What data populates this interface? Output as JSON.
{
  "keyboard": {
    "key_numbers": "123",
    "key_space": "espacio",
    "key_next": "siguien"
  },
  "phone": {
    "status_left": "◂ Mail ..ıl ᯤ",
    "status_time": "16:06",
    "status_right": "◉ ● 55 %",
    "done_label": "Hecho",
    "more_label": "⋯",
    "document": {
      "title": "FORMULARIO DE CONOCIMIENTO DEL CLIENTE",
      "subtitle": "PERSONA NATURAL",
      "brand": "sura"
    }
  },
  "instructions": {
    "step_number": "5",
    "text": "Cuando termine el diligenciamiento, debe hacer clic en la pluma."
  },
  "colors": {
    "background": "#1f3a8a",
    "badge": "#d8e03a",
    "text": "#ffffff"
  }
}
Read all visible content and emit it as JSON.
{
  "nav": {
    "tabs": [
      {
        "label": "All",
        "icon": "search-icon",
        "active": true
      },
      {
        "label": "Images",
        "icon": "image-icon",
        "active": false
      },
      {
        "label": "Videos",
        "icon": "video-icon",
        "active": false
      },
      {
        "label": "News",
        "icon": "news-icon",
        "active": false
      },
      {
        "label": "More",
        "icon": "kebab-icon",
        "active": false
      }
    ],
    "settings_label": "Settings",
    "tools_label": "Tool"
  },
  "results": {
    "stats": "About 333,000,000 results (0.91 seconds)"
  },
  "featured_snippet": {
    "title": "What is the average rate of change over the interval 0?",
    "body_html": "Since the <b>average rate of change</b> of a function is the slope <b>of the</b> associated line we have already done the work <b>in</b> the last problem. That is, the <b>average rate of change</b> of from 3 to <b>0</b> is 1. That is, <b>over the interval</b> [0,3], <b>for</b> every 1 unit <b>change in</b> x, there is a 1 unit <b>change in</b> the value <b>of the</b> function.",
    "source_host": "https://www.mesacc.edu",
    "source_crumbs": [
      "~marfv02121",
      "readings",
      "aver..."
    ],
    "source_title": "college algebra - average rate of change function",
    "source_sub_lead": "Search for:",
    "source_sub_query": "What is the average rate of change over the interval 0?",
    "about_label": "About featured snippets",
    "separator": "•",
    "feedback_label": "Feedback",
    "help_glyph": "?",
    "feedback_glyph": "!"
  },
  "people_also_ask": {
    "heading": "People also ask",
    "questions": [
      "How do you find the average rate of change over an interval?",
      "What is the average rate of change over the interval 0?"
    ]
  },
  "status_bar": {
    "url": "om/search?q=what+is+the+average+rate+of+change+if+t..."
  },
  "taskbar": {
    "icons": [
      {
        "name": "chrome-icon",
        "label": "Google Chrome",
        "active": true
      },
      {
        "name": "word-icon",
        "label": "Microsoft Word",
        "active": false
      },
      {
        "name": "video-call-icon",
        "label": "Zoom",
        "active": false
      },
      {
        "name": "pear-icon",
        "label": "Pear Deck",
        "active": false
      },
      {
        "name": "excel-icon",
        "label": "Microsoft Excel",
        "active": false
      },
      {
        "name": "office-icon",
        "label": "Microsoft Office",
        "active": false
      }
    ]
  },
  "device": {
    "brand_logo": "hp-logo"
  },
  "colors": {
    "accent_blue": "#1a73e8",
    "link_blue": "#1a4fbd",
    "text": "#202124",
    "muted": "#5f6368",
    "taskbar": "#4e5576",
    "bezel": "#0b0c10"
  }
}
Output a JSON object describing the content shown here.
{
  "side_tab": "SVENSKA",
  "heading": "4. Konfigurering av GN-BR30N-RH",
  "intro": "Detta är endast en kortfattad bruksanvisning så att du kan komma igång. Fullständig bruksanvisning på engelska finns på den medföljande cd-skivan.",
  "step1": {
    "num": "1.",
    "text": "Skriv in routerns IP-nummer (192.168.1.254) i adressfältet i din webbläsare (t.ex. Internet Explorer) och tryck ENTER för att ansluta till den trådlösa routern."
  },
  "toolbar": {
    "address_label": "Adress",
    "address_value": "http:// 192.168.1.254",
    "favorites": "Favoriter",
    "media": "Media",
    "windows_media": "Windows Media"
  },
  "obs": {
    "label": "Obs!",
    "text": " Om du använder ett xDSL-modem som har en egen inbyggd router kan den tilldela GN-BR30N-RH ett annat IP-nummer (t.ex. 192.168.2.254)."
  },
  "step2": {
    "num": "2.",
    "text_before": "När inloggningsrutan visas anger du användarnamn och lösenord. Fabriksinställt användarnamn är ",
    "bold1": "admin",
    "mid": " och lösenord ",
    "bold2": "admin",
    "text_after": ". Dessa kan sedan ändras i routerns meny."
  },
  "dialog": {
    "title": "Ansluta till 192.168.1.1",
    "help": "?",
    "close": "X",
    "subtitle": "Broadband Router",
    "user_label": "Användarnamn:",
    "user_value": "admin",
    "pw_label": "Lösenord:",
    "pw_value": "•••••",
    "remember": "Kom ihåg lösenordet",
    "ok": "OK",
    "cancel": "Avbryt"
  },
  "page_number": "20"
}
---
Direction:
Look through the data above. Find each line with the string "name" and copy it.

The solution:
        "name": "chrome-icon",
        "name": "word-icon",
        "name": "video-call-icon",
        "name": "pear-icon",
        "name": "excel-icon",
        "name": "office-icon",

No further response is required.